(Data entries)
⁂

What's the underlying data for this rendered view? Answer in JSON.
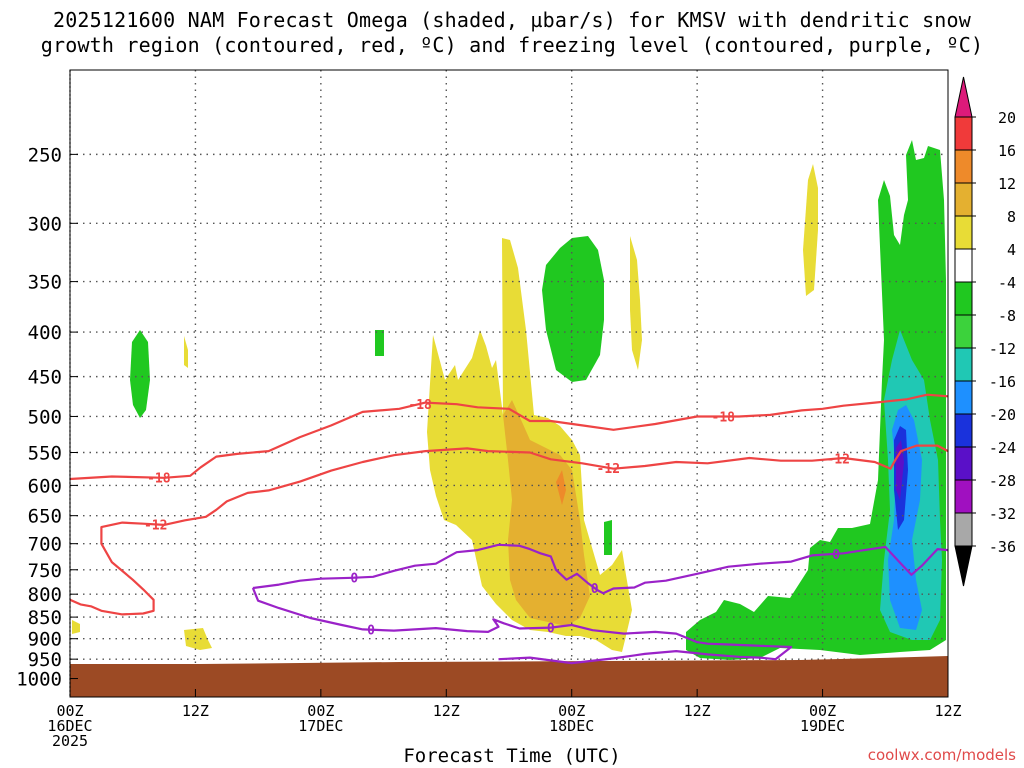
{
  "title": {
    "line1": "2025121600 NAM Forecast Omega (shaded, µbar/s) for KMSV with dendritic snow",
    "line2": "growth region (contoured, red, ºC) and freezing level (contoured, purple, ºC)"
  },
  "credit": "coolwx.com/models",
  "colors": {
    "dgz": "#ee4444",
    "freezing": "#9a22c8",
    "ground": "#9c4a24",
    "grid": "#555555"
  },
  "chart_data": {
    "type": "heatmap",
    "title": "2025121600 NAM Forecast Omega (shaded, µbar/s) for KMSV with dendritic snow growth region (contoured, red, ºC) and freezing level (contoured, purple, ºC)",
    "xlabel": "Forecast Time (UTC)",
    "ylabel": "",
    "xlim_hours": [
      0,
      84
    ],
    "ylim_hPa": [
      1050,
      200
    ],
    "y_ticks": [
      250,
      300,
      350,
      400,
      450,
      500,
      550,
      600,
      650,
      700,
      750,
      800,
      850,
      900,
      950,
      1000
    ],
    "x_ticks": [
      {
        "hour": 0,
        "labels": [
          "00Z",
          "16DEC",
          "2025"
        ]
      },
      {
        "hour": 12,
        "labels": [
          "12Z"
        ]
      },
      {
        "hour": 24,
        "labels": [
          "00Z",
          "17DEC"
        ]
      },
      {
        "hour": 36,
        "labels": [
          "12Z"
        ]
      },
      {
        "hour": 48,
        "labels": [
          "00Z",
          "18DEC"
        ]
      },
      {
        "hour": 60,
        "labels": [
          "12Z"
        ]
      },
      {
        "hour": 72,
        "labels": [
          "00Z",
          "19DEC"
        ]
      },
      {
        "hour": 84,
        "labels": [
          "12Z"
        ]
      }
    ],
    "colorbar": {
      "labels": [
        "20",
        "16",
        "12",
        "8",
        "4",
        "-4",
        "-8",
        "-12",
        "-16",
        "-20",
        "-24",
        "-28",
        "-32",
        "-36"
      ],
      "bins": [
        {
          "color": "#dd1a7a"
        },
        {
          "color": "#f03a3a"
        },
        {
          "color": "#ee8a2a"
        },
        {
          "color": "#e4b030"
        },
        {
          "color": "#e8dc36"
        },
        {
          "color": "#ffffff"
        },
        {
          "color": "#20c820"
        },
        {
          "color": "#3cd23c"
        },
        {
          "color": "#20c8b4"
        },
        {
          "color": "#1e90ff"
        },
        {
          "color": "#1a32dc"
        },
        {
          "color": "#5a10c8"
        },
        {
          "color": "#a010c0"
        },
        {
          "color": "#a8a8a8"
        },
        {
          "color": "#000000"
        }
      ]
    },
    "contours": {
      "dgz_minus18": {
        "level": "-18",
        "label_hours": [
          8.5,
          33.5,
          62.5
        ],
        "points": [
          [
            0,
            590
          ],
          [
            4,
            586
          ],
          [
            9,
            588
          ],
          [
            11.5,
            585
          ],
          [
            12.5,
            572
          ],
          [
            14,
            556
          ],
          [
            16,
            552
          ],
          [
            19,
            548
          ],
          [
            22,
            528
          ],
          [
            25,
            512
          ],
          [
            28,
            494
          ],
          [
            31.5,
            490
          ],
          [
            34,
            482
          ],
          [
            37,
            484
          ],
          [
            39,
            488
          ],
          [
            42,
            490
          ],
          [
            44,
            506
          ],
          [
            46,
            506
          ],
          [
            49,
            512
          ],
          [
            52,
            518
          ],
          [
            56,
            510
          ],
          [
            60,
            500
          ],
          [
            64,
            500
          ],
          [
            67,
            498
          ],
          [
            70,
            492
          ],
          [
            72,
            490
          ],
          [
            74,
            486
          ],
          [
            77,
            482
          ],
          [
            80,
            478
          ],
          [
            82,
            472
          ],
          [
            84,
            474
          ]
        ]
      },
      "dgz_minus12": {
        "level": "-12",
        "label_hours": [
          8.2,
          51.5,
          73.5
        ],
        "points": [
          [
            0,
            812
          ],
          [
            1,
            822
          ],
          [
            2,
            826
          ],
          [
            3,
            836
          ],
          [
            5,
            844
          ],
          [
            7,
            842
          ],
          [
            8,
            836
          ],
          [
            8,
            812
          ],
          [
            7,
            790
          ],
          [
            6,
            770
          ],
          [
            4,
            735
          ],
          [
            3,
            700
          ],
          [
            3,
            670
          ],
          [
            5,
            662
          ],
          [
            7,
            664
          ],
          [
            9,
            666
          ],
          [
            11,
            658
          ],
          [
            13,
            652
          ],
          [
            14,
            640
          ],
          [
            15,
            626
          ],
          [
            17,
            612
          ],
          [
            19,
            608
          ],
          [
            22,
            594
          ],
          [
            25,
            577
          ],
          [
            28,
            564
          ],
          [
            31,
            554
          ],
          [
            34,
            548
          ],
          [
            38,
            544
          ],
          [
            40,
            548
          ],
          [
            44,
            550
          ],
          [
            46,
            560
          ],
          [
            49,
            566
          ],
          [
            52,
            574
          ],
          [
            55,
            570
          ],
          [
            58,
            564
          ],
          [
            61,
            566
          ],
          [
            65,
            558
          ],
          [
            68,
            562
          ],
          [
            71,
            562
          ],
          [
            74,
            558
          ],
          [
            77,
            564
          ],
          [
            78.5,
            574
          ],
          [
            79,
            560
          ],
          [
            79.5,
            548
          ],
          [
            81,
            540
          ],
          [
            83,
            540
          ],
          [
            84,
            548
          ]
        ]
      },
      "freezing_main": {
        "level": "0",
        "label_hours": [
          27.2,
          50.2,
          73.3
        ],
        "points": [
          [
            17.5,
            787
          ],
          [
            20,
            780
          ],
          [
            22,
            772
          ],
          [
            24,
            768
          ],
          [
            27,
            766
          ],
          [
            29,
            764
          ],
          [
            31,
            752
          ],
          [
            33,
            742
          ],
          [
            35,
            738
          ],
          [
            37,
            716
          ],
          [
            39,
            712
          ],
          [
            41,
            702
          ],
          [
            43,
            704
          ],
          [
            44,
            710
          ],
          [
            45,
            718
          ],
          [
            46,
            724
          ],
          [
            46.5,
            750
          ],
          [
            47.5,
            770
          ],
          [
            48.5,
            758
          ],
          [
            49.5,
            776
          ],
          [
            50.5,
            792
          ],
          [
            51,
            798
          ],
          [
            52,
            788
          ],
          [
            54,
            786
          ],
          [
            55,
            776
          ],
          [
            57,
            772
          ],
          [
            60,
            758
          ],
          [
            63,
            744
          ],
          [
            66,
            738
          ],
          [
            69,
            734
          ],
          [
            71,
            722
          ],
          [
            74,
            718
          ],
          [
            76,
            712
          ],
          [
            78,
            706
          ],
          [
            79.5,
            738
          ],
          [
            80.5,
            760
          ],
          [
            81.5,
            742
          ],
          [
            83,
            710
          ],
          [
            84,
            712
          ]
        ]
      },
      "freezing_lower": {
        "level": "0",
        "label_hours": [
          28.8,
          46.0
        ],
        "points": [
          [
            17.5,
            787
          ],
          [
            18,
            814
          ],
          [
            20,
            830
          ],
          [
            23,
            852
          ],
          [
            26,
            868
          ],
          [
            28,
            878
          ],
          [
            31,
            881
          ],
          [
            35,
            875
          ],
          [
            38,
            882
          ],
          [
            40,
            884
          ],
          [
            41,
            872
          ],
          [
            40.5,
            855
          ],
          [
            41.5,
            864
          ],
          [
            43,
            876
          ],
          [
            46,
            874
          ],
          [
            48,
            868
          ],
          [
            50,
            880
          ],
          [
            53,
            888
          ],
          [
            56,
            884
          ],
          [
            58,
            888
          ],
          [
            60,
            908
          ],
          [
            61,
            912
          ],
          [
            63,
            914
          ],
          [
            65,
            916
          ],
          [
            67,
            918
          ],
          [
            69,
            920
          ],
          [
            67.5,
            950
          ],
          [
            66,
            946
          ],
          [
            64,
            944
          ],
          [
            61,
            938
          ],
          [
            58,
            930
          ],
          [
            55,
            937
          ],
          [
            52,
            948
          ],
          [
            48,
            960
          ],
          [
            44,
            946
          ],
          [
            41,
            950
          ]
        ]
      }
    }
  }
}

⁂

Select the lines from the entries that include the word "Omega".

    "line1": "2025121600 NAM Forecast Omega (shaded, µbar/s) for KMSV with dendritic snow",
    "title": "2025121600 NAM Forecast Omega (shaded, µbar/s) for KMSV with dendritic snow growth region (contoured, red, ºC) and freezing level (contoured, purple, ºC)",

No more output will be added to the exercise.